Pull every line containing the word "replies" out of the material below.

'''

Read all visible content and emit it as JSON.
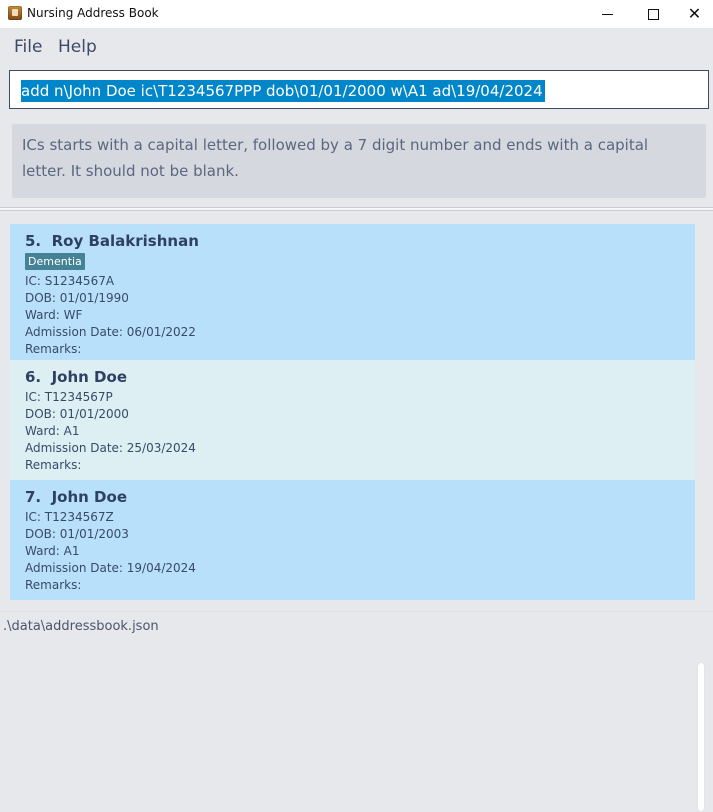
{
  "window": {
    "title": "Nursing Address Book",
    "minimize_symbol": "—",
    "maximize_symbol": "□",
    "close_symbol": "✕"
  },
  "menu": {
    "items": [
      "File",
      "Help"
    ]
  },
  "command": {
    "text": "add n\\John Doe ic\\T1234567PPP dob\\01/01/2000 w\\A1 ad\\19/04/2024"
  },
  "result": {
    "message": "ICs starts with a capital letter, followed by a 7 digit number and ends with a capital letter. It should not be blank."
  },
  "patients": [
    {
      "index": "5.",
      "name": "Roy Balakrishnan",
      "tag": "Dementia",
      "ic": "IC: S1234567A",
      "dob": "DOB: 01/01/1990",
      "ward": "Ward: WF",
      "admission": "Admission Date: 06/01/2022",
      "remarks": "Remarks:"
    },
    {
      "index": "6.",
      "name": "John Doe",
      "ic": "IC: T1234567P",
      "dob": "DOB: 01/01/2000",
      "ward": "Ward: A1",
      "admission": "Admission Date: 25/03/2024",
      "remarks": "Remarks:"
    },
    {
      "index": "7.",
      "name": "John Doe",
      "ic": "IC: T1234567Z",
      "dob": "DOB: 01/01/2003",
      "ward": "Ward: A1",
      "admission": "Admission Date: 19/04/2024",
      "remarks": "Remarks:"
    }
  ],
  "status": {
    "path": ".\\data\\addressbook.json"
  },
  "colors": {
    "selection": "#0086c9",
    "card_blue": "#b8e0fb",
    "card_light": "#ddeff3",
    "tag": "#458295"
  }
}
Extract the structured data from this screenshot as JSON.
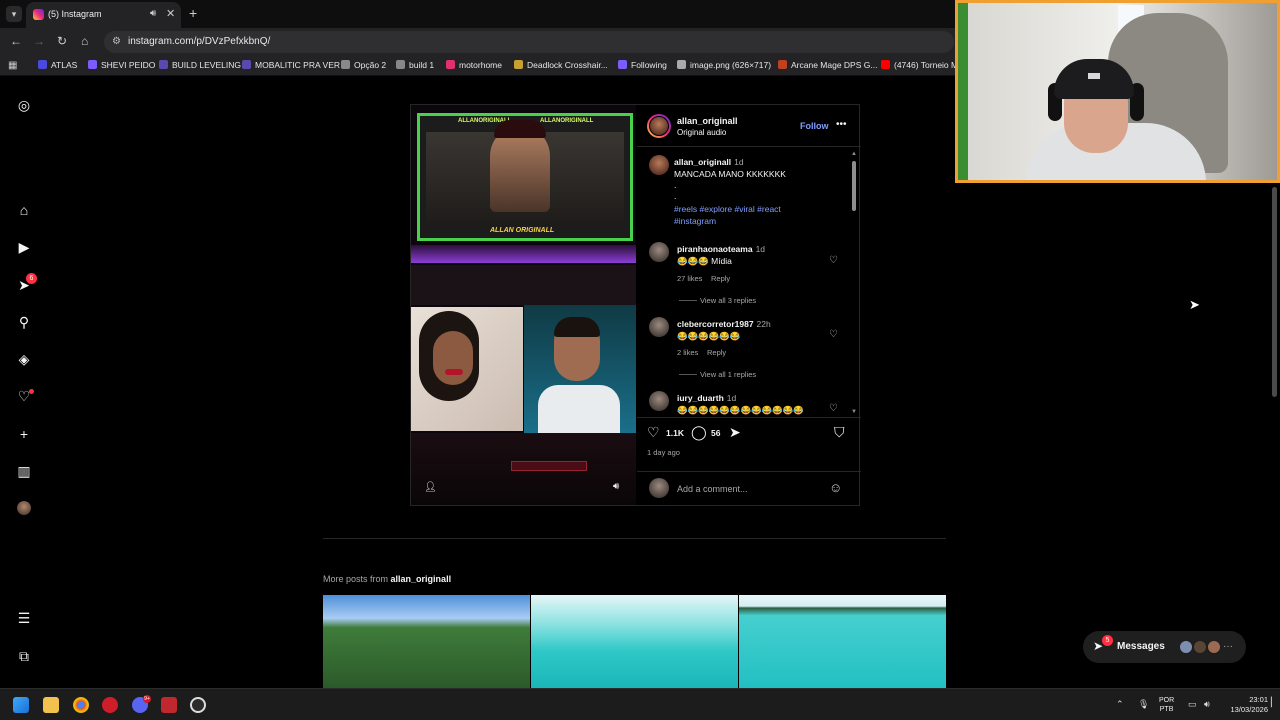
{
  "browser": {
    "tab": {
      "title": "(5) Instagram"
    },
    "address": {
      "url": "instagram.com/p/DVzPefxkbnQ/"
    },
    "bookmarks": [
      {
        "label": "ATLAS",
        "color": "#4a4ae0"
      },
      {
        "label": "SHEVI PEIDO",
        "color": "#7c5cff"
      },
      {
        "label": "BUILD LEVELING",
        "color": "#5a4ab0"
      },
      {
        "label": "MOBALITIC PRA VER",
        "color": "#5a4ab0"
      },
      {
        "label": "Opção 2",
        "color": "#888888"
      },
      {
        "label": "build 1",
        "color": "#888888"
      },
      {
        "label": "motorhome",
        "color": "#e1306c"
      },
      {
        "label": "Deadlock Crosshair...",
        "color": "#c8a030"
      },
      {
        "label": "Following",
        "color": "#7c5cff"
      },
      {
        "label": "image.png (626×717)",
        "color": "#aaaaaa"
      },
      {
        "label": "Arcane Mage DPS G...",
        "color": "#c04020"
      },
      {
        "label": "(4746) Torneio M...",
        "color": "#ff0000"
      }
    ]
  },
  "sidebar": {
    "notification_count": "6"
  },
  "post": {
    "author": "allan_originall",
    "audio": "Original audio",
    "follow_label": "Follow",
    "stream_tag_left": "ALLANORIGINALL",
    "stream_tag_right": "ALLANORIGINALL",
    "stream_name": "ALLAN ORIGINALL",
    "caption": {
      "user": "allan_originall",
      "time": "1d",
      "text": "MANCADA MANO KKKKKKK",
      "dot1": ".",
      "dot2": ".",
      "tags_line1": "#reels #explore #viral #react",
      "tags_line2": "#instagram"
    },
    "comments": [
      {
        "user": "piranhaonaoteama",
        "time": "1d",
        "text": "😂😂😂 Mídia",
        "likes": "27 likes",
        "reply": "Reply",
        "view_replies": "View all 3 replies"
      },
      {
        "user": "clebercorretor1987",
        "time": "22h",
        "text": "😂😂😂😂😂😂",
        "likes": "2 likes",
        "reply": "Reply",
        "view_replies": "View all 1 replies"
      },
      {
        "user": "iury_duarth",
        "time": "1d",
        "text": "😂😂😂😂😂😂😂😂😂😂😂😂"
      }
    ],
    "like_count": "1.1K",
    "comment_count": "56",
    "posted_ago": "1 day ago",
    "add_comment_placeholder": "Add a comment..."
  },
  "more_posts": {
    "prefix": "More posts from",
    "author": "allan_originall"
  },
  "messages": {
    "label": "Messages",
    "badge": "5"
  },
  "taskbar": {
    "lang_top": "POR",
    "lang_bottom": "PTB",
    "time": "23:01",
    "date": "13/03/2026",
    "discord_badge": "9+"
  }
}
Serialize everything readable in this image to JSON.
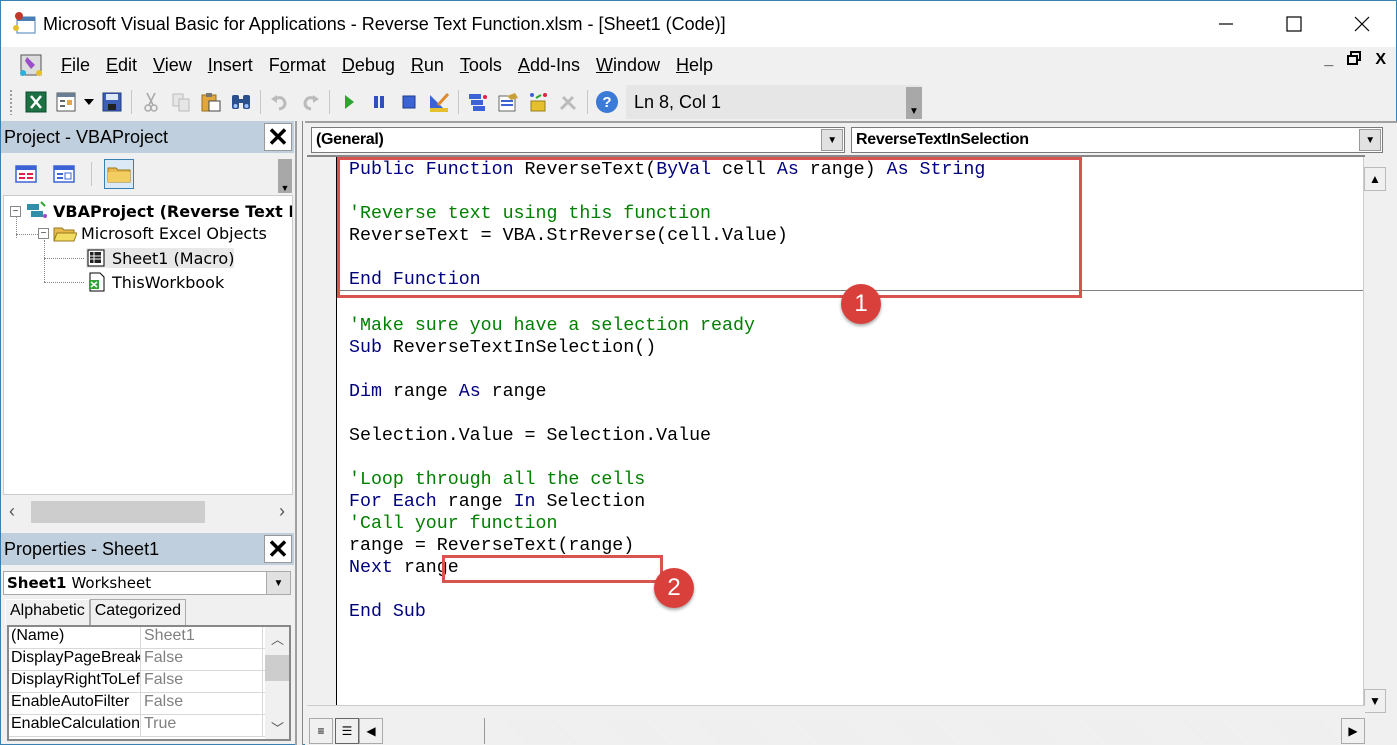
{
  "window": {
    "title": "Microsoft Visual Basic for Applications - Reverse Text Function.xlsm - [Sheet1 (Code)]",
    "controls": {
      "minimize": "—",
      "maximize": "☐",
      "close": "✕"
    }
  },
  "menu": {
    "items": [
      {
        "label": "File",
        "accel": "F"
      },
      {
        "label": "Edit",
        "accel": "E"
      },
      {
        "label": "View",
        "accel": "V"
      },
      {
        "label": "Insert",
        "accel": "I"
      },
      {
        "label": "Format",
        "accel": "o"
      },
      {
        "label": "Debug",
        "accel": "D"
      },
      {
        "label": "Run",
        "accel": "R"
      },
      {
        "label": "Tools",
        "accel": "T"
      },
      {
        "label": "Add-Ins",
        "accel": "A"
      },
      {
        "label": "Window",
        "accel": "W"
      },
      {
        "label": "Help",
        "accel": "H"
      }
    ],
    "mdi_controls": {
      "minimize": "_",
      "restore": "🗗",
      "close": "X"
    }
  },
  "toolbar": {
    "buttons": [
      "view-excel-icon",
      "insert-userform-icon",
      "save-icon",
      "cut-icon",
      "copy-icon",
      "paste-icon",
      "find-icon",
      "undo-icon",
      "redo-icon",
      "run-icon",
      "break-icon",
      "reset-icon",
      "design-mode-icon",
      "project-explorer-icon",
      "properties-window-icon",
      "object-browser-icon",
      "toolbox-icon",
      "help-icon"
    ],
    "position_label": "Ln 8, Col 1"
  },
  "project_pane": {
    "title": "Project - VBAProject",
    "close": "✕",
    "tree": [
      {
        "label": "VBAProject (Reverse Text Fu",
        "bold": true,
        "expander": "−"
      },
      {
        "label": "Microsoft Excel Objects",
        "expander": "−"
      },
      {
        "label": "Sheet1 (Macro)"
      },
      {
        "label": "ThisWorkbook"
      }
    ]
  },
  "properties_pane": {
    "title": "Properties - Sheet1",
    "close": "✕",
    "object_name": "Sheet1",
    "object_type": "Worksheet",
    "tabs": [
      "Alphabetic",
      "Categorized"
    ],
    "active_tab": "Alphabetic",
    "rows": [
      {
        "name": "(Name)",
        "value": "Sheet1"
      },
      {
        "name": "DisplayPageBreaks",
        "value": "False"
      },
      {
        "name": "DisplayRightToLeft",
        "value": "False"
      },
      {
        "name": "EnableAutoFilter",
        "value": "False"
      },
      {
        "name": "EnableCalculation",
        "value": "True"
      }
    ]
  },
  "code_window": {
    "object_combo": "(General)",
    "procedure_combo": "ReverseTextInSelection",
    "function_block": [
      [
        {
          "t": "Public Function ",
          "c": "kw"
        },
        {
          "t": "ReverseText(",
          "c": ""
        },
        {
          "t": "ByVal",
          "c": "kw"
        },
        {
          "t": " cell ",
          "c": ""
        },
        {
          "t": "As",
          "c": "kw"
        },
        {
          "t": " range) ",
          "c": ""
        },
        {
          "t": "As String",
          "c": "kw"
        }
      ],
      [],
      [
        {
          "t": "'Reverse text using this function",
          "c": "cm"
        }
      ],
      [
        {
          "t": "ReverseText = VBA.StrReverse(cell.Value)",
          "c": ""
        }
      ],
      [],
      [
        {
          "t": "End Function",
          "c": "kw"
        }
      ]
    ],
    "sub_block": [
      [],
      [
        {
          "t": "'Make sure you have a selection ready",
          "c": "cm"
        }
      ],
      [
        {
          "t": "Sub",
          "c": "kw"
        },
        {
          "t": " ReverseTextInSelection()",
          "c": ""
        }
      ],
      [],
      [
        {
          "t": "Dim",
          "c": "kw"
        },
        {
          "t": " range ",
          "c": ""
        },
        {
          "t": "As",
          "c": "kw"
        },
        {
          "t": " range",
          "c": ""
        }
      ],
      [],
      [
        {
          "t": "Selection.Value = Selection.Value",
          "c": ""
        }
      ],
      [],
      [
        {
          "t": "'Loop through all the cells",
          "c": "cm"
        }
      ],
      [
        {
          "t": "For Each",
          "c": "kw"
        },
        {
          "t": " range ",
          "c": ""
        },
        {
          "t": "In",
          "c": "kw"
        },
        {
          "t": " Selection",
          "c": ""
        }
      ],
      [
        {
          "t": "'Call your function",
          "c": "cm"
        }
      ],
      [
        {
          "t": "range = ReverseText(range)",
          "c": ""
        }
      ],
      [
        {
          "t": "Next",
          "c": "kw"
        },
        {
          "t": " range",
          "c": ""
        }
      ],
      [],
      [
        {
          "t": "End Sub",
          "c": "kw"
        }
      ]
    ]
  },
  "annotations": [
    {
      "label": "1",
      "target": "function block"
    },
    {
      "label": "2",
      "target": "ReverseText(range) call"
    }
  ],
  "colors": {
    "keyword": "#00007f",
    "comment": "#007f00",
    "annotation": "#d9403c",
    "pane_header": "#bfcfde"
  }
}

'''

Solution for this problem |
        "view_replies": "View all 3 replies"
        "view_replies": "View all 1 replies"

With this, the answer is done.